# DATA SHOWN
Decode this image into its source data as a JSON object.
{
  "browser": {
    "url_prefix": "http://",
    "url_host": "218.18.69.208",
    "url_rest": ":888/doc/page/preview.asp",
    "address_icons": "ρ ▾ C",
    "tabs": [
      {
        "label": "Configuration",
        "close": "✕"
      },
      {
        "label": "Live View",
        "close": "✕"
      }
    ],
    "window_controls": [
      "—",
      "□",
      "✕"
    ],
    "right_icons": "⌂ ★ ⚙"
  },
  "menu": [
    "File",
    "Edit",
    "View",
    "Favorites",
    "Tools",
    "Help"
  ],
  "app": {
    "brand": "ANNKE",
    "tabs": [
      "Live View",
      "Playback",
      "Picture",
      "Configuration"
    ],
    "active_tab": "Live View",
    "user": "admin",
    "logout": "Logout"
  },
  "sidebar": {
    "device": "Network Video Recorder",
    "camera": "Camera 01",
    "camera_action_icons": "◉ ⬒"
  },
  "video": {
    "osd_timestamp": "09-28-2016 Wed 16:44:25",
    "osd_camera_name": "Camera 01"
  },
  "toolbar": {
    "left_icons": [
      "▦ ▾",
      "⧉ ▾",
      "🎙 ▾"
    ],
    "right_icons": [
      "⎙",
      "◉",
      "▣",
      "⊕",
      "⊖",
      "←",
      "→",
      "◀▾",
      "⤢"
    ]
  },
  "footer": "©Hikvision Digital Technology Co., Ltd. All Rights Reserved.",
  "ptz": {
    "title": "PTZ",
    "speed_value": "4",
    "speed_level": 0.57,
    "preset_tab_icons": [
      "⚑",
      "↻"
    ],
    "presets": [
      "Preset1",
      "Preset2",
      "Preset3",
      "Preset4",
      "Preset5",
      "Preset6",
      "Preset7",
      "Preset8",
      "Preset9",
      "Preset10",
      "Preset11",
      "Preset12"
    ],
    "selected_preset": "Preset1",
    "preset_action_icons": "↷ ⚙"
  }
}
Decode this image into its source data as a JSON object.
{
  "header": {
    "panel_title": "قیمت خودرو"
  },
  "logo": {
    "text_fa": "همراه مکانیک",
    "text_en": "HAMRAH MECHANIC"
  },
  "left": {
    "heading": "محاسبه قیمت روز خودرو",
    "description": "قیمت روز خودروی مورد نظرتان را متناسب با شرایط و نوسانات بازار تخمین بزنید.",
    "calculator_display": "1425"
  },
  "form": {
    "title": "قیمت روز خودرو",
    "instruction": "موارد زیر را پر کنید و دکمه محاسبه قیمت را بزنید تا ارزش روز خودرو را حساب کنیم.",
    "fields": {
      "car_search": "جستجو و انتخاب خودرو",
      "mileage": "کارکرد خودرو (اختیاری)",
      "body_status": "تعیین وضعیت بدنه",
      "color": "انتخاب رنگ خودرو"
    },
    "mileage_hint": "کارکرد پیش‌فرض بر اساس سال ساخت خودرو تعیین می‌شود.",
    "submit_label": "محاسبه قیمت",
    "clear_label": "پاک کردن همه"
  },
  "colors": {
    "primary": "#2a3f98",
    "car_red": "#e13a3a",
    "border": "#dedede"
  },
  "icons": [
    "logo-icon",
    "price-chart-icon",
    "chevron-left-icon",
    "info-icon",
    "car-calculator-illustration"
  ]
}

# WHAT THE EXERCISE ASKS
Restate every line of the data word for word.

# ANSWER FOR THE TASK
Decode this image into its source data as a JSON object.
{
  "browser": {
    "url_prefix": "http://",
    "url_host": "218.18.69.208",
    "url_rest": ":888/doc/page/preview.asp",
    "address_icons": "ρ ▾ C",
    "tabs": [
      {
        "label": "Configuration",
        "close": "✕"
      },
      {
        "label": "Live View",
        "close": "✕"
      }
    ],
    "window_controls": [
      "—",
      "□",
      "✕"
    ],
    "right_icons": "⌂ ★ ⚙"
  },
  "menu": [
    "File",
    "Edit",
    "View",
    "Favorites",
    "Tools",
    "Help"
  ],
  "app": {
    "brand": "ANNKE",
    "tabs": [
      "Live View",
      "Playback",
      "Picture",
      "Configuration"
    ],
    "active_tab": "Live View",
    "user": "admin",
    "logout": "Logout"
  },
  "sidebar": {
    "device": "Network Video Recorder",
    "camera": "Camera 01",
    "camera_action_icons": "◉ ⬒"
  },
  "video": {
    "osd_timestamp": "09-28-2016 Wed 16:44:25",
    "osd_camera_name": "Camera 01"
  },
  "toolbar": {
    "left_icons": [
      "▦ ▾",
      "⧉ ▾",
      "🎙 ▾"
    ],
    "right_icons": [
      "⎙",
      "◉",
      "▣",
      "⊕",
      "⊖",
      "←",
      "→",
      "◀▾",
      "⤢"
    ]
  },
  "footer": "©Hikvision Digital Technology Co., Ltd. All Rights Reserved.",
  "ptz": {
    "title": "PTZ",
    "speed_value": "4",
    "speed_level": 0.57,
    "preset_tab_icons": [
      "⚑",
      "↻"
    ],
    "presets": [
      "Preset1",
      "Preset2",
      "Preset3",
      "Preset4",
      "Preset5",
      "Preset6",
      "Preset7",
      "Preset8",
      "Preset9",
      "Preset10",
      "Preset11",
      "Preset12"
    ],
    "selected_preset": "Preset1",
    "preset_action_icons": "↷ ⚙"
  }
}
Decode this image into its source data as a JSON object.
{
  "header": {
    "panel_title": "قیمت خودرو"
  },
  "logo": {
    "text_fa": "همراه مکانیک",
    "text_en": "HAMRAH MECHANIC"
  },
  "left": {
    "heading": "محاسبه قیمت روز خودرو",
    "description": "قیمت روز خودروی مورد نظرتان را متناسب با شرایط و نوسانات بازار تخمین بزنید.",
    "calculator_display": "1425"
  },
  "form": {
    "title": "قیمت روز خودرو",
    "instruction": "موارد زیر را پر کنید و دکمه محاسبه قیمت را بزنید تا ارزش روز خودرو را حساب کنیم.",
    "fields": {
      "car_search": "جستجو و انتخاب خودرو",
      "mileage": "کارکرد خودرو (اختیاری)",
      "body_status": "تعیین وضعیت بدنه",
      "color": "انتخاب رنگ خودرو"
    },
    "mileage_hint": "کارکرد پیش‌فرض بر اساس سال ساخت خودرو تعیین می‌شود.",
    "submit_label": "محاسبه قیمت",
    "clear_label": "پاک کردن همه"
  },
  "colors": {
    "primary": "#2a3f98",
    "car_red": "#e13a3a",
    "border": "#dedede"
  },
  "icons": [
    "logo-icon",
    "price-chart-icon",
    "chevron-left-icon",
    "info-icon",
    "car-calculator-illustration"
  ]
}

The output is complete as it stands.